__What you should do__. Go through the data below. Pull out every line that has the word "Totale".
— START OF Data rows —
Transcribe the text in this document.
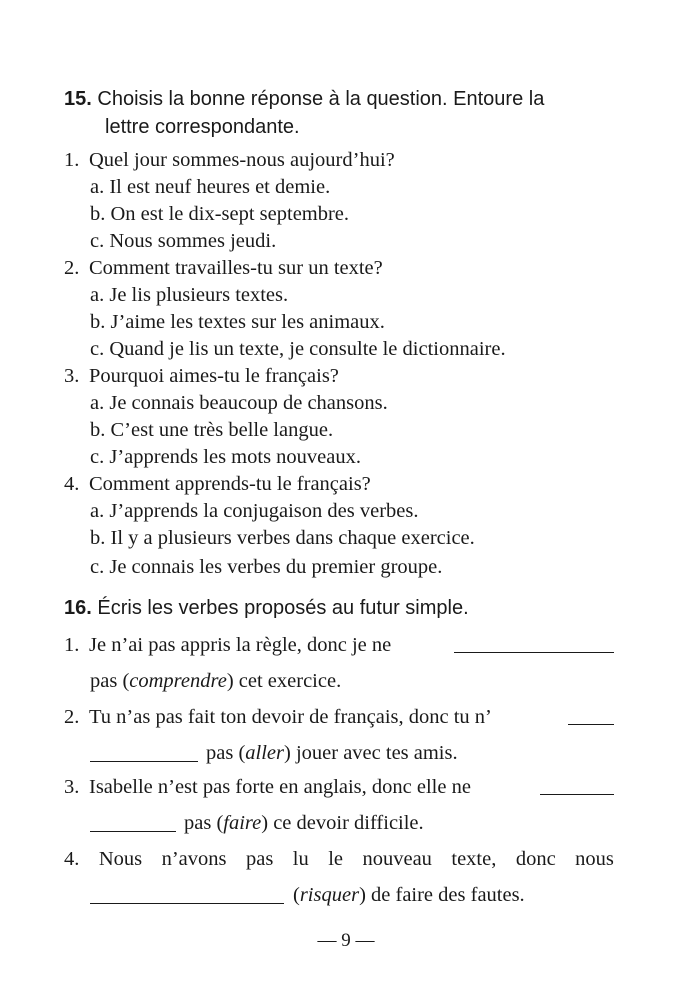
15. Choisis la bonne réponse à la question. Entoure la
lettre correspondante.
1. Quel jour sommes-nous aujourd’hui?
a. Il est neuf heures et demie.
b. On est le dix-sept septembre.
c. Nous sommes jeudi.
2. Comment travailles-tu sur un texte?
a. Je lis plusieurs textes.
b. J’aime les textes sur les animaux.
c. Quand je lis un texte, je consulte le dictionnaire.
3. Pourquoi aimes-tu le français?
a. Je connais beaucoup de chansons.
b. C’est une très belle langue.
c. J’apprends les mots nouveaux.
4. Comment apprends-tu le français?
a. J’apprends la conjugaison des verbes.
b. Il y a plusieurs verbes dans chaque exercice.
c. Je connais les verbes du premier groupe.
16. Écris les verbes proposés au futur simple.
1. Je n’ai pas appris la règle, donc je ne
pas (comprendre) cet exercice.
2. Tu n’as pas fait ton devoir de français, donc tu n’
pas (aller) jouer avec tes amis.
3. Isabelle n’est pas forte en anglais, donc elle ne
pas (faire) ce devoir difficile.
4. Nous n’avons pas lu le nouveau texte, donc nous
(risquer) de faire des fautes.
— 9 —
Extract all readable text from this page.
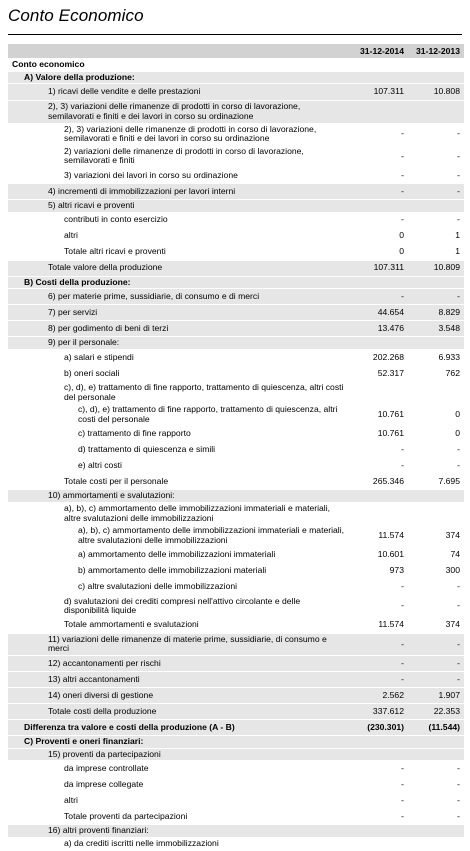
Conto Economico
	31-12-2014	31-12-2013
Conto economico		
A) Valore della produzione:		
1) ricavi delle vendite e delle prestazioni	107.311	10.808
2), 3) variazioni delle rimanenze di prodotti in corso di lavorazione, semilavorati e finiti e dei lavori in corso su ordinazione		
2), 3) variazioni delle rimanenze di prodotti in corso di lavorazione, semilavorati e finiti e dei lavori in corso su ordinazione	-	-
2) variazioni delle rimanenze di prodotti in corso di lavorazione, semilavorati e finiti	-	-
3) variazioni dei lavori in corso su ordinazione	-	-
4) incrementi di immobilizzazioni per lavori interni	-	-
5) altri ricavi e proventi		
contributi in conto esercizio	-	-
altri	0	1
Totale altri ricavi e proventi	0	1
Totale valore della produzione	107.311	10.809
B) Costi della produzione:		
6) per materie prime, sussidiarie, di consumo e di merci	-	-
7) per servizi	44.654	8.829
8) per godimento di beni di terzi	13.476	3.548
9) per il personale:		
a) salari e stipendi	202.268	6.933
b) oneri sociali	52.317	762
c), d), e) trattamento di fine rapporto, trattamento di quiescenza, altri costi del personale		
c), d), e) trattamento di fine rapporto, trattamento di quiescenza, altri costi del personale	10.761	0
c) trattamento di fine rapporto	10.761	0
d) trattamento di quiescenza e simili	-	-
e) altri costi	-	-
Totale costi per il personale	265.346	7.695
10) ammortamenti e svalutazioni:		
a), b), c) ammortamento delle immobilizzazioni immateriali e materiali, altre svalutazioni delle immobilizzazioni		
a), b), c) ammortamento delle immobilizzazioni immateriali e materiali, altre svalutazioni delle immobilizzazioni	11.574	374
a) ammortamento delle immobilizzazioni immateriali	10.601	74
b) ammortamento delle immobilizzazioni materiali	973	300
c) altre svalutazioni delle immobilizzazioni	-	-
d) svalutazioni dei crediti compresi nell'attivo circolante e delle disponibilità liquide	-	-
Totale ammortamenti e svalutazioni	11.574	374
11) variazioni delle rimanenze di materie prime, sussidiarie, di consumo e merci	-	-
12) accantonamenti per rischi	-	-
13) altri accantonamenti	-	-
14) oneri diversi di gestione	2.562	1.907
Totale costi della produzione	337.612	22.353
Differenza tra valore e costi della produzione (A - B)	(230.301)	(11.544)
C) Proventi e oneri finanziari:		
15) proventi da partecipazioni		
da imprese controllate	-	-
da imprese collegate	-	-
altri	-	-
Totale proventi da partecipazioni	-	-
16) altri proventi finanziari:		
a) da crediti iscritti nelle immobilizzazioni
— END OF Data rows —
__Task solution__.
Totale altri ricavi e proventi	0	1
Totale valore della produzione	107.311	10.809
Totale costi per il personale	265.346	7.695
Totale ammortamenti e svalutazioni	11.574	374
Totale costi della produzione	337.612	22.353
Totale proventi da partecipazioni	-	-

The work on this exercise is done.